The exercise – Find the lines of data that contain the string "Google", then list them.

**** Dataset records

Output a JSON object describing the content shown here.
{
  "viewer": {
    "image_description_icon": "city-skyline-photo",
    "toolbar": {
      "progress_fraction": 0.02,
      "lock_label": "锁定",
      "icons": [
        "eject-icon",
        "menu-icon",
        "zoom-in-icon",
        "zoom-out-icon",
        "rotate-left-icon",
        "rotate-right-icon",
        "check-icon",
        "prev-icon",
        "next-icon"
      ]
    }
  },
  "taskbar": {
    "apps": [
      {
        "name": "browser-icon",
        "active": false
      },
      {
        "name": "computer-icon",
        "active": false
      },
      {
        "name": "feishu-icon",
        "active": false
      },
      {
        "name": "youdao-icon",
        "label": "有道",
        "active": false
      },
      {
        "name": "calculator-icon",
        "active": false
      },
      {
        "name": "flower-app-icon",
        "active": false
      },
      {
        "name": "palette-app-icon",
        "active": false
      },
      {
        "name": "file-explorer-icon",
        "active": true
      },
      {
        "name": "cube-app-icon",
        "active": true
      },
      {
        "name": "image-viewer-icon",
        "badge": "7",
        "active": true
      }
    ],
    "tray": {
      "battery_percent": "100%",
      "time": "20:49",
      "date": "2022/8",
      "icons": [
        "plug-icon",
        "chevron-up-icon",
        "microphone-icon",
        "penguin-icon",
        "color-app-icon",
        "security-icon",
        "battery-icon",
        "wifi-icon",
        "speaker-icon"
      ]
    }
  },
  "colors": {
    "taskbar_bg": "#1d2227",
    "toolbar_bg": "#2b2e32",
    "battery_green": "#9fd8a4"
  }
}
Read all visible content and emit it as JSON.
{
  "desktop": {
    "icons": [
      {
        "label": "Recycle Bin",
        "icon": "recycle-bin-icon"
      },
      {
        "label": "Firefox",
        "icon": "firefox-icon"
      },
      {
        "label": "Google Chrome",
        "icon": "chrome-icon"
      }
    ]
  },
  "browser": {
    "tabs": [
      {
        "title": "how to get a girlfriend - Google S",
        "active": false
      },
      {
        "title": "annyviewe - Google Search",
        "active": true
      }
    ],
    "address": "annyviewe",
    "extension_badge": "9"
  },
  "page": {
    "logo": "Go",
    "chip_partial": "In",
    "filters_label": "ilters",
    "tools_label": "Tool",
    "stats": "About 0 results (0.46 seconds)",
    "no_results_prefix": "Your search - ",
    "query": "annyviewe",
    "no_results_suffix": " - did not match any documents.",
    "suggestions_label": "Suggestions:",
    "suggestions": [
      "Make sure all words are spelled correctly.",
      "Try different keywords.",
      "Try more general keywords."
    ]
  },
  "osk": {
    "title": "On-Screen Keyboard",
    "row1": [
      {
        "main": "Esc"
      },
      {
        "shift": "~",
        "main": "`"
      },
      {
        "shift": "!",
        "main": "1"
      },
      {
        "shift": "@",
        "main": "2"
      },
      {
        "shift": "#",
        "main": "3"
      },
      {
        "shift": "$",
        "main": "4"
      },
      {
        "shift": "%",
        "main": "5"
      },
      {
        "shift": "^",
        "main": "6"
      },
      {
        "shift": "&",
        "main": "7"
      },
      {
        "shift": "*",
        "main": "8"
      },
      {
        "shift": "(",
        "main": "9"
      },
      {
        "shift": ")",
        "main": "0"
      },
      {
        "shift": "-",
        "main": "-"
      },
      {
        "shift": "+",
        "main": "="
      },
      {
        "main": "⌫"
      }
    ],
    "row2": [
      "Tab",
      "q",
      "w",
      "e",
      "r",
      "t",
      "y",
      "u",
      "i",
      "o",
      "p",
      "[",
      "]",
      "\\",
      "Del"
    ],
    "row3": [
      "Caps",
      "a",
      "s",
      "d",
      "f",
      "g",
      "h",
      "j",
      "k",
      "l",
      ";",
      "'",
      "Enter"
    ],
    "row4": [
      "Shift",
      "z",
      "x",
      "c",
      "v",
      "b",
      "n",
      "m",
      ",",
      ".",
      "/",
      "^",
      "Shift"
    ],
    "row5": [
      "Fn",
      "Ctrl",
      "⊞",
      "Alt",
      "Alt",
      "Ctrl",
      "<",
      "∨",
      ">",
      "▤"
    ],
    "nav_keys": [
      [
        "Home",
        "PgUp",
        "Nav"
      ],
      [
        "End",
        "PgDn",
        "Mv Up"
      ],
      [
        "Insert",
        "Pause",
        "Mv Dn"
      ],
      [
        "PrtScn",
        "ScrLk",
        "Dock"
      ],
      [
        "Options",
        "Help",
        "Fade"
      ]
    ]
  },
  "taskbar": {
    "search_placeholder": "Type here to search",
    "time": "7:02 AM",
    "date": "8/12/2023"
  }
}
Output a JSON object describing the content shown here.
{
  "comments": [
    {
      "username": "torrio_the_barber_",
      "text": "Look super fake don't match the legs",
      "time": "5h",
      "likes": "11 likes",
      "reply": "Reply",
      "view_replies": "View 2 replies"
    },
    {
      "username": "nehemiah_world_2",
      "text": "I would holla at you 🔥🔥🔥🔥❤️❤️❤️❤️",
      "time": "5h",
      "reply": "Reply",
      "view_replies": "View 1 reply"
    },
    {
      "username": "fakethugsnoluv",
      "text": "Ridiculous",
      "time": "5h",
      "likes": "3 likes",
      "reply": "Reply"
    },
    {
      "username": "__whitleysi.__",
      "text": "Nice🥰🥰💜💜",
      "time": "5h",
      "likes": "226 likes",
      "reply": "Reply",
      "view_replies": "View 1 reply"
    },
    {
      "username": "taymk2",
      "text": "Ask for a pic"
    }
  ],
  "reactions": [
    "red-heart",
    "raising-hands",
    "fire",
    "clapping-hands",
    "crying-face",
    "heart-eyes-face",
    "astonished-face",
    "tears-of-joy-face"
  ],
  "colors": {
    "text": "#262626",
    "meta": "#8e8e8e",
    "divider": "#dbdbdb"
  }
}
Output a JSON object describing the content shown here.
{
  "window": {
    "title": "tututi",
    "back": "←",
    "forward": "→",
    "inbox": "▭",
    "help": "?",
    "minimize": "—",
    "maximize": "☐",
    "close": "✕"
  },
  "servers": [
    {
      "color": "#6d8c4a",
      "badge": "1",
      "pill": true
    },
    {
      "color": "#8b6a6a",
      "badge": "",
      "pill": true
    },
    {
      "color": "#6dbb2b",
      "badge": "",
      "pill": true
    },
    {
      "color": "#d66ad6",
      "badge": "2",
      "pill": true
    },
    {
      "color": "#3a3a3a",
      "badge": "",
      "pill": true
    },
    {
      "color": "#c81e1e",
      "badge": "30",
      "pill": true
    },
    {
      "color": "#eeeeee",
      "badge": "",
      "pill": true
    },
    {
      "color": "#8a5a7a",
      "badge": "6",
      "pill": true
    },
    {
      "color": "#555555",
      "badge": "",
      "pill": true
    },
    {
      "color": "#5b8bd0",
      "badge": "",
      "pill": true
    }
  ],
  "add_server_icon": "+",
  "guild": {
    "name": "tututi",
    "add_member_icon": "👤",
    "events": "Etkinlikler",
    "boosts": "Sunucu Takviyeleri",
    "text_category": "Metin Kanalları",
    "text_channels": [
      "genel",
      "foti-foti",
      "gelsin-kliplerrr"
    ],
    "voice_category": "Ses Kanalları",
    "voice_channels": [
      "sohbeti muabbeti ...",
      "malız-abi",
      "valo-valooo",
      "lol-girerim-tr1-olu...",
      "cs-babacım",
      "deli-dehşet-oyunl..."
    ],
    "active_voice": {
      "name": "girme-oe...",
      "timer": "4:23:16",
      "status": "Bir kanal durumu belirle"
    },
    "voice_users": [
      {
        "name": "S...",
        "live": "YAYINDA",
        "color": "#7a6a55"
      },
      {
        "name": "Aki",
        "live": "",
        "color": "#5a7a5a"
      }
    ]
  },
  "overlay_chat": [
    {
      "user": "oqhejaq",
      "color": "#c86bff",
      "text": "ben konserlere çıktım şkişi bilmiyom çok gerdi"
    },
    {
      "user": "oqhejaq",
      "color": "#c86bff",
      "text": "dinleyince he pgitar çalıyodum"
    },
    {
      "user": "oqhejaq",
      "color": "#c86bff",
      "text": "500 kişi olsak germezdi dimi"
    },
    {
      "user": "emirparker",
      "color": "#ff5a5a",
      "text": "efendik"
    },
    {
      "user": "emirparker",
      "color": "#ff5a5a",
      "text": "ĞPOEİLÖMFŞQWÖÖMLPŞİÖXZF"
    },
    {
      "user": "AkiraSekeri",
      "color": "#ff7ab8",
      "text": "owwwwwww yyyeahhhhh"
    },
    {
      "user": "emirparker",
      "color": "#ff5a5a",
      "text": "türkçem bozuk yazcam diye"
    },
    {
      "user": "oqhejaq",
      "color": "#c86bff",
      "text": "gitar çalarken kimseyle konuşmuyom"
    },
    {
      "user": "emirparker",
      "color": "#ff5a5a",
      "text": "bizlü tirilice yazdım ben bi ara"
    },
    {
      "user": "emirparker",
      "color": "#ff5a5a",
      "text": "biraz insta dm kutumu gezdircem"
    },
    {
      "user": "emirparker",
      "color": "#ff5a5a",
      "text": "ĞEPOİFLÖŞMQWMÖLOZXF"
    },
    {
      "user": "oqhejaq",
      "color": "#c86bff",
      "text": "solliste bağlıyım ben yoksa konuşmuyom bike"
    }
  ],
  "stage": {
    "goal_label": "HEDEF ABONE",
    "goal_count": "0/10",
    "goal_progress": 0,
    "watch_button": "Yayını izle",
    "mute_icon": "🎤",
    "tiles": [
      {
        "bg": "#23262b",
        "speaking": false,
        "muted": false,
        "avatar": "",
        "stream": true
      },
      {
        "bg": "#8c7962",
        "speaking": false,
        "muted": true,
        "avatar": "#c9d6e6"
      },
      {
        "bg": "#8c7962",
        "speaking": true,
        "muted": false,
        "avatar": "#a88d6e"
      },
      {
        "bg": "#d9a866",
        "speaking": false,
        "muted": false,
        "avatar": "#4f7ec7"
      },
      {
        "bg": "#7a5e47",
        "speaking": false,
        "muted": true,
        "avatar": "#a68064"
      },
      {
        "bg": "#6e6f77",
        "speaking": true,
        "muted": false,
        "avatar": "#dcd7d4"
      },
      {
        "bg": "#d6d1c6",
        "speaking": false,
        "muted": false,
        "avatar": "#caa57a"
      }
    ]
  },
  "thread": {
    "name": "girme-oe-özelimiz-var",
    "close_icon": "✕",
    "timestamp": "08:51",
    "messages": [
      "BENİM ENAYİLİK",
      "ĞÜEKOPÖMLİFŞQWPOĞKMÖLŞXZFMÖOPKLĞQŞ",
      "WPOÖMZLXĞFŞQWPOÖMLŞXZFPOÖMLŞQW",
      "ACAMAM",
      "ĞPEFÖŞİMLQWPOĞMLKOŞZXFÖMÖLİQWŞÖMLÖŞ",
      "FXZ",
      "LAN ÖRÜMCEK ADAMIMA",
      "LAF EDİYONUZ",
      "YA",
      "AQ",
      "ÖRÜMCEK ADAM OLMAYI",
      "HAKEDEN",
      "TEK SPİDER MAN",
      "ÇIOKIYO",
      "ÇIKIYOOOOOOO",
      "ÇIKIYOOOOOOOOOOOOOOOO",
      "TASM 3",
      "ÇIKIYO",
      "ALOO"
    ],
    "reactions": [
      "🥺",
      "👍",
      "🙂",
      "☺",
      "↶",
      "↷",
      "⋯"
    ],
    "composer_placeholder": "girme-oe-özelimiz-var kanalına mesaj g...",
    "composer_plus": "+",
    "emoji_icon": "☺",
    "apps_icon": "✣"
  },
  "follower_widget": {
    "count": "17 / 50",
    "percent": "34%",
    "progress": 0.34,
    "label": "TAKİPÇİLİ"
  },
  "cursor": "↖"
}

********

Finished answer –
        "label": "Google Chrome",
        "title": "how to get a girlfriend - Google S",
        "title": "annyviewe - Google Search",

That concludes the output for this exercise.